## Short exercise:
Write the material out again exactly as it stands.

## Stored data:
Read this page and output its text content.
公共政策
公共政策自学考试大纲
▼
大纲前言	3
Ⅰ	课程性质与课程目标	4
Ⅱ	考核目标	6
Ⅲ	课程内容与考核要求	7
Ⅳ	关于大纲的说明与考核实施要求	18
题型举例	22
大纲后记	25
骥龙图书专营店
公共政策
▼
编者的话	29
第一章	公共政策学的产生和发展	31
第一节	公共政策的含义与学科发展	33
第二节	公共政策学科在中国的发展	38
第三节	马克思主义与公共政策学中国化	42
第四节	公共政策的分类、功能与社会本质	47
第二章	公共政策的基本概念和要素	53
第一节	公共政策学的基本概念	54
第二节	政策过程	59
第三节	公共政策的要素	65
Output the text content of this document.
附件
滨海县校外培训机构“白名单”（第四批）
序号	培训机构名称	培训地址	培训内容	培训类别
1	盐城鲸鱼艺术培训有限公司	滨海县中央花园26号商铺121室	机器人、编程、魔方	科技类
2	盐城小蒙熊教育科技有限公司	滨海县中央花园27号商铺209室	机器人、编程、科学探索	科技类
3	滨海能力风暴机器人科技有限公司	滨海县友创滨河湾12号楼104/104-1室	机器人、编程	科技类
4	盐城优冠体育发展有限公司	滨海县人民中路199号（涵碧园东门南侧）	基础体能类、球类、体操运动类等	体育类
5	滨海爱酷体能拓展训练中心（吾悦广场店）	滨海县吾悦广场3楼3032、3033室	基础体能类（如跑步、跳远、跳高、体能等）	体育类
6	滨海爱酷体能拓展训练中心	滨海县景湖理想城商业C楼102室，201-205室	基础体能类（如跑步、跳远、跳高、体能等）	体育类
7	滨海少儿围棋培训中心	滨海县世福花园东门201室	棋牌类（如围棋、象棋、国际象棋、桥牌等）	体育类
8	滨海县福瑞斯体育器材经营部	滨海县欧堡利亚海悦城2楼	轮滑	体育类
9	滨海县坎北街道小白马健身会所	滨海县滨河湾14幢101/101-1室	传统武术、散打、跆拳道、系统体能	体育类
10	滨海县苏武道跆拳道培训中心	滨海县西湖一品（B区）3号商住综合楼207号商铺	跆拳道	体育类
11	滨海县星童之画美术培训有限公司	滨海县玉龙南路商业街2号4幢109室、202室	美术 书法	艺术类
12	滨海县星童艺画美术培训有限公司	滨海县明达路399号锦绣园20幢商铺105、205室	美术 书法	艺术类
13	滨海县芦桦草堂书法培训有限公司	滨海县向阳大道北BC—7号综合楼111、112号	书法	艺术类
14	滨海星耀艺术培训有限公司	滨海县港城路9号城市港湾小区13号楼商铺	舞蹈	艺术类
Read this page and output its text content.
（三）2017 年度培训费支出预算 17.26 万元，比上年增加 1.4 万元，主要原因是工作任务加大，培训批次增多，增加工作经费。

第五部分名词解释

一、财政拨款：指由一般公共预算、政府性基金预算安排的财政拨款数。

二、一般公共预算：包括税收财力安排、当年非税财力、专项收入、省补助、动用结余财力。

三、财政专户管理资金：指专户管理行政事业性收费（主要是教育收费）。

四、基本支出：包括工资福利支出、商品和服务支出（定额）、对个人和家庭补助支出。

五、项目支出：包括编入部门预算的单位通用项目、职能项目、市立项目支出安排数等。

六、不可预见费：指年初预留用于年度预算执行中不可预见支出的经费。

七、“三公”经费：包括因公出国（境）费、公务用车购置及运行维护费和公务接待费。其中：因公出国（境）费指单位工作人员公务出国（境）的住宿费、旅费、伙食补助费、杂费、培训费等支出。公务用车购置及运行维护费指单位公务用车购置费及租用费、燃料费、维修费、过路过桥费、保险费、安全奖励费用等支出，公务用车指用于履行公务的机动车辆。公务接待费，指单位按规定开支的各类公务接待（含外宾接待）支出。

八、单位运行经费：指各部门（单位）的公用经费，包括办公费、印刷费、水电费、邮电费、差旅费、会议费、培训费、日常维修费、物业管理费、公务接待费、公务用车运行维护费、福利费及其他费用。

## Task answer:
Read this page and output its text content.
公共政策
公共政策自学考试大纲
▼
大纲前言	3
Ⅰ	课程性质与课程目标	4
Ⅱ	考核目标	6
Ⅲ	课程内容与考核要求	7
Ⅳ	关于大纲的说明与考核实施要求	18
题型举例	22
大纲后记	25
骥龙图书专营店
公共政策
▼
编者的话	29
第一章	公共政策学的产生和发展	31
第一节	公共政策的含义与学科发展	33
第二节	公共政策学科在中国的发展	38
第三节	马克思主义与公共政策学中国化	42
第四节	公共政策的分类、功能与社会本质	47
第二章	公共政策的基本概念和要素	53
第一节	公共政策学的基本概念	54
第二节	政策过程	59
第三节	公共政策的要素	65
Output the text content of this document.
附件
滨海县校外培训机构“白名单”（第四批）
序号	培训机构名称	培训地址	培训内容	培训类别
1	盐城鲸鱼艺术培训有限公司	滨海县中央花园26号商铺121室	机器人、编程、魔方	科技类
2	盐城小蒙熊教育科技有限公司	滨海县中央花园27号商铺209室	机器人、编程、科学探索	科技类
3	滨海能力风暴机器人科技有限公司	滨海县友创滨河湾12号楼104/104-1室	机器人、编程	科技类
4	盐城优冠体育发展有限公司	滨海县人民中路199号（涵碧园东门南侧）	基础体能类、球类、体操运动类等	体育类
5	滨海爱酷体能拓展训练中心（吾悦广场店）	滨海县吾悦广场3楼3032、3033室	基础体能类（如跑步、跳远、跳高、体能等）	体育类
6	滨海爱酷体能拓展训练中心	滨海县景湖理想城商业C楼102室，201-205室	基础体能类（如跑步、跳远、跳高、体能等）	体育类
7	滨海少儿围棋培训中心	滨海县世福花园东门201室	棋牌类（如围棋、象棋、国际象棋、桥牌等）	体育类
8	滨海县福瑞斯体育器材经营部	滨海县欧堡利亚海悦城2楼	轮滑	体育类
9	滨海县坎北街道小白马健身会所	滨海县滨河湾14幢101/101-1室	传统武术、散打、跆拳道、系统体能	体育类
10	滨海县苏武道跆拳道培训中心	滨海县西湖一品（B区）3号商住综合楼207号商铺	跆拳道	体育类
11	滨海县星童之画美术培训有限公司	滨海县玉龙南路商业街2号4幢109室、202室	美术 书法	艺术类
12	滨海县星童艺画美术培训有限公司	滨海县明达路399号锦绣园20幢商铺105、205室	美术 书法	艺术类
13	滨海县芦桦草堂书法培训有限公司	滨海县向阳大道北BC—7号综合楼111、112号	书法	艺术类
14	滨海星耀艺术培训有限公司	滨海县港城路9号城市港湾小区13号楼商铺	舞蹈	艺术类
Read this page and output its text content.
（三）2017 年度培训费支出预算 17.26 万元，比上年增加 1.4 万元，主要原因是工作任务加大，培训批次增多，增加工作经费。

第五部分名词解释

一、财政拨款：指由一般公共预算、政府性基金预算安排的财政拨款数。

二、一般公共预算：包括税收财力安排、当年非税财力、专项收入、省补助、动用结余财力。

三、财政专户管理资金：指专户管理行政事业性收费（主要是教育收费）。

四、基本支出：包括工资福利支出、商品和服务支出（定额）、对个人和家庭补助支出。

五、项目支出：包括编入部门预算的单位通用项目、职能项目、市立项目支出安排数等。

六、不可预见费：指年初预留用于年度预算执行中不可预见支出的经费。

七、“三公”经费：包括因公出国（境）费、公务用车购置及运行维护费和公务接待费。其中：因公出国（境）费指单位工作人员公务出国（境）的住宿费、旅费、伙食补助费、杂费、培训费等支出。公务用车购置及运行维护费指单位公务用车购置费及租用费、燃料费、维修费、过路过桥费、保险费、安全奖励费用等支出，公务用车指用于履行公务的机动车辆。公务接待费，指单位按规定开支的各类公务接待（含外宾接待）支出。

八、单位运行经费：指各部门（单位）的公用经费，包括办公费、印刷费、水电费、邮电费、差旅费、会议费、培训费、日常维修费、物业管理费、公务接待费、公务用车运行维护费、福利费及其他费用。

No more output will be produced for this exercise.